*Work instructions:* Quote the items verbatim, from their first line up to and including the line with "x-tick-label: 발음 정확도: [125, 790, 214, 811]".

START Excerpted data

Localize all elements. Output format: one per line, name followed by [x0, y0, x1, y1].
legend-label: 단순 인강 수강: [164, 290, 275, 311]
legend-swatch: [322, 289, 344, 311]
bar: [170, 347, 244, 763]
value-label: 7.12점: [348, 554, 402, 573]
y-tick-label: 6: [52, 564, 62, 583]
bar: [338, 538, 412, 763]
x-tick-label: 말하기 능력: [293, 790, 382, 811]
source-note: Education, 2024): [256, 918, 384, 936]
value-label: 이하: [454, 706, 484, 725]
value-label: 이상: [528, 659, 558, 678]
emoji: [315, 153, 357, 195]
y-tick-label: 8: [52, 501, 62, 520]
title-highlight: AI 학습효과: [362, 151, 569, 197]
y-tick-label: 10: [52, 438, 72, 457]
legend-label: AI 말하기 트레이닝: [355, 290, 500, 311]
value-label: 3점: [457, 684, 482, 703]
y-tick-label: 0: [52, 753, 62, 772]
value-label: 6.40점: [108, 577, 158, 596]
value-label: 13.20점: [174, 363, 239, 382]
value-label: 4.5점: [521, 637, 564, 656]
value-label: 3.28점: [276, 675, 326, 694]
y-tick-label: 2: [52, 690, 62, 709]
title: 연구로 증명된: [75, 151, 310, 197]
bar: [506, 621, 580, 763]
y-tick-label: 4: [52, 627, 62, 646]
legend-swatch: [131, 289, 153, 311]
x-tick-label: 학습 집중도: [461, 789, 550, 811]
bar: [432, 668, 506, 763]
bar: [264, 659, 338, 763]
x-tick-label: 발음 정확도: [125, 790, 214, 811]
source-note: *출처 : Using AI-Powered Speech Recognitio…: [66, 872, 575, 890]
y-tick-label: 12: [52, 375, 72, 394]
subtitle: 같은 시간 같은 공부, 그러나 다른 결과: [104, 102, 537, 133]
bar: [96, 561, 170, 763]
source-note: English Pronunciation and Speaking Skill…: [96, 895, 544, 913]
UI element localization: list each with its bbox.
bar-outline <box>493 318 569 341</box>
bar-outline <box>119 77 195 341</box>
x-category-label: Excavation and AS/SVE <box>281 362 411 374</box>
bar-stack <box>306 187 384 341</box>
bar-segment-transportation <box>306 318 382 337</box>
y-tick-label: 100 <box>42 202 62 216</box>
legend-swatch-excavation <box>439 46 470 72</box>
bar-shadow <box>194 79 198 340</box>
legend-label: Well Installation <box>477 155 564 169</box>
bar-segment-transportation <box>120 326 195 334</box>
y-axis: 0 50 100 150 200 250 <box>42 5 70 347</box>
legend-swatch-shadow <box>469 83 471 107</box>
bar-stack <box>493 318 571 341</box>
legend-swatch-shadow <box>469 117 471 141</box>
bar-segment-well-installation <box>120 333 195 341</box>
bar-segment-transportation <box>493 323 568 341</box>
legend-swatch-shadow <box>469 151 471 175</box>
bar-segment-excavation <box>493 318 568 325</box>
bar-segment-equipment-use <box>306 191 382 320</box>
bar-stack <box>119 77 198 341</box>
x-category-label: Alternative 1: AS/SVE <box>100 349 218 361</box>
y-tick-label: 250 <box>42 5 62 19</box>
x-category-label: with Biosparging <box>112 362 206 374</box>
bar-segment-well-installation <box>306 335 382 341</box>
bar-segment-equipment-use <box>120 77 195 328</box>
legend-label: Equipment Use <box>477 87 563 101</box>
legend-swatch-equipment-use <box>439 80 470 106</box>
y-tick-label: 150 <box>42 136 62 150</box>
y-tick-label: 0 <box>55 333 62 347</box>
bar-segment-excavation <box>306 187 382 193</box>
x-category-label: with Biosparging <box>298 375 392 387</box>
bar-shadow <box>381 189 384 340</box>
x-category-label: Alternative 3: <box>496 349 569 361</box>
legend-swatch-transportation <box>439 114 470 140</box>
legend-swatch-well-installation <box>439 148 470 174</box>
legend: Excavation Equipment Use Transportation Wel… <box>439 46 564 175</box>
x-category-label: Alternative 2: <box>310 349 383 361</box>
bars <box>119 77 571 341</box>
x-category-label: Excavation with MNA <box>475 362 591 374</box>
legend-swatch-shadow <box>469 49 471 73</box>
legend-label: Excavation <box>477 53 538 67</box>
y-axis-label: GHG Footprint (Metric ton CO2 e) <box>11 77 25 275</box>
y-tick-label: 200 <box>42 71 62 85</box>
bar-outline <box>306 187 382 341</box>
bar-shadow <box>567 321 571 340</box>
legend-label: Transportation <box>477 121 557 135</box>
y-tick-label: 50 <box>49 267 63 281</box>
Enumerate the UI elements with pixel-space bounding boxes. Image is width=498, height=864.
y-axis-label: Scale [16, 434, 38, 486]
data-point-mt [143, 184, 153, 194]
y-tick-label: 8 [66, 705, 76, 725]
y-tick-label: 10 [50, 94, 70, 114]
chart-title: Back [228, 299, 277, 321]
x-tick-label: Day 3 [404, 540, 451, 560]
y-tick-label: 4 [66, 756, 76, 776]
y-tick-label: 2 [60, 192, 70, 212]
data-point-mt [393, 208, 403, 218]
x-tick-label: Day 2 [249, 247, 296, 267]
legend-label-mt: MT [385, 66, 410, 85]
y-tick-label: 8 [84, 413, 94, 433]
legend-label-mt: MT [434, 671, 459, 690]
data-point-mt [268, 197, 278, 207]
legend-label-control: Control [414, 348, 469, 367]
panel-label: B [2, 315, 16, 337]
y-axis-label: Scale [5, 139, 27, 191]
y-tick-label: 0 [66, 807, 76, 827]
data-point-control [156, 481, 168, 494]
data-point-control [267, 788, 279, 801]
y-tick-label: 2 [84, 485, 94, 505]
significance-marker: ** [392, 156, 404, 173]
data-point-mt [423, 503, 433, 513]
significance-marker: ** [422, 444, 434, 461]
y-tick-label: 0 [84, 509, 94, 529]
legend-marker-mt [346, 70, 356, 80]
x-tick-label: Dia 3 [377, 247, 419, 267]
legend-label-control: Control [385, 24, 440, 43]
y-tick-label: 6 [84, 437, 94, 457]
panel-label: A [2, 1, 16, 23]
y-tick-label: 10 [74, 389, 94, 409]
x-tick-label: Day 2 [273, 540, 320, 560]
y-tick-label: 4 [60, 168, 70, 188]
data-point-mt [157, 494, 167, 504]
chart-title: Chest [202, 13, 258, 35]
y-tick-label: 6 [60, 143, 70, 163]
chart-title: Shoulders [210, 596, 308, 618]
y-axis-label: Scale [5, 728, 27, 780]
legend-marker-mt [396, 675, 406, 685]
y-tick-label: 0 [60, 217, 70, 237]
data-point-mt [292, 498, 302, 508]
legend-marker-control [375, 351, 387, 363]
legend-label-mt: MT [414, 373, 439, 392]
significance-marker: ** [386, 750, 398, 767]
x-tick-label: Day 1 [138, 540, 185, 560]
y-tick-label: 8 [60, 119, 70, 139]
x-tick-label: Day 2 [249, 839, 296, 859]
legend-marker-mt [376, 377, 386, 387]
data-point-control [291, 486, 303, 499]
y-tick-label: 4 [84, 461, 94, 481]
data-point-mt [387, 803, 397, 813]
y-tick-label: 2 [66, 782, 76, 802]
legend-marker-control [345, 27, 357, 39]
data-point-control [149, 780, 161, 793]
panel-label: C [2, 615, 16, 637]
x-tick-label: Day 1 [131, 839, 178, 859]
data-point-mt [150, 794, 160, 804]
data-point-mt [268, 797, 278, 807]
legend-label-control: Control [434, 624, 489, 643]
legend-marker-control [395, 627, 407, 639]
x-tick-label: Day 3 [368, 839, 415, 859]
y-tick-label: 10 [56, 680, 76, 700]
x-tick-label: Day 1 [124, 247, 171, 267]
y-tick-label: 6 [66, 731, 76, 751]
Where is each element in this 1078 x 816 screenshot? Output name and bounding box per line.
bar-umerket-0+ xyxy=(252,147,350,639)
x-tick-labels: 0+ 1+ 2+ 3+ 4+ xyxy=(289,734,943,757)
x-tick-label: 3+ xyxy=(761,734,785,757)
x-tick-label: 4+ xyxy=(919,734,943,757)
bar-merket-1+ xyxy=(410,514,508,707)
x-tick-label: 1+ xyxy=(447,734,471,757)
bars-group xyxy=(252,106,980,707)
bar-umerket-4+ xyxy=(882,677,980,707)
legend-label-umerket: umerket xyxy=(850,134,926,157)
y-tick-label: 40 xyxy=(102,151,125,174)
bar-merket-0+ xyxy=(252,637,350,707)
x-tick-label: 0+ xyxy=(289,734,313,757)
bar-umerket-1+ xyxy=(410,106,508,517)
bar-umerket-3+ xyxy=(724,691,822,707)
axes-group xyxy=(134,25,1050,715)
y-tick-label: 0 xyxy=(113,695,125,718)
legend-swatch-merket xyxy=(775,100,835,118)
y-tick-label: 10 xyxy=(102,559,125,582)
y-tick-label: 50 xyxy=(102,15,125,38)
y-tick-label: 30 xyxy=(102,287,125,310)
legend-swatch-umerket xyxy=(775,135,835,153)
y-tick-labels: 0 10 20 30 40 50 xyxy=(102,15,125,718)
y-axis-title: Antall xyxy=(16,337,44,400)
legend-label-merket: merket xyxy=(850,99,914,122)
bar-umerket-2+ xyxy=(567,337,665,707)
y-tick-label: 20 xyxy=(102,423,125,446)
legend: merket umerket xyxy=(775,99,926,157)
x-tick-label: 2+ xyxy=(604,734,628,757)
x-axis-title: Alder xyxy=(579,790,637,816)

END Excerpted data

*Exercise response:*
Localize all elements. Output format: one per line, name followed by [x0, y0, x1, y1].
legend-label: 단순 인강 수강: [164, 290, 275, 311]
legend-swatch: [322, 289, 344, 311]
bar: [170, 347, 244, 763]
value-label: 7.12점: [348, 554, 402, 573]
y-tick-label: 6: [52, 564, 62, 583]
bar: [338, 538, 412, 763]
x-tick-label: 말하기 능력: [293, 790, 382, 811]
source-note: Education, 2024): [256, 918, 384, 936]
value-label: 이하: [454, 706, 484, 725]
value-label: 이상: [528, 659, 558, 678]
emoji: [315, 153, 357, 195]
y-tick-label: 8: [52, 501, 62, 520]
title-highlight: AI 학습효과: [362, 151, 569, 197]
y-tick-label: 10: [52, 438, 72, 457]
legend-label: AI 말하기 트레이닝: [355, 290, 500, 311]
value-label: 3점: [457, 684, 482, 703]
y-tick-label: 0: [52, 753, 62, 772]
value-label: 6.40점: [108, 577, 158, 596]
value-label: 13.20점: [174, 363, 239, 382]
value-label: 4.5점: [521, 637, 564, 656]
value-label: 3.28점: [276, 675, 326, 694]
y-tick-label: 2: [52, 690, 62, 709]
title: 연구로 증명된: [75, 151, 310, 197]
bar: [506, 621, 580, 763]
y-tick-label: 4: [52, 627, 62, 646]
legend-swatch: [131, 289, 153, 311]
x-tick-label: 학습 집중도: [461, 789, 550, 811]
bar: [432, 668, 506, 763]
bar: [264, 659, 338, 763]
x-tick-label: 발음 정확도: [125, 790, 214, 811]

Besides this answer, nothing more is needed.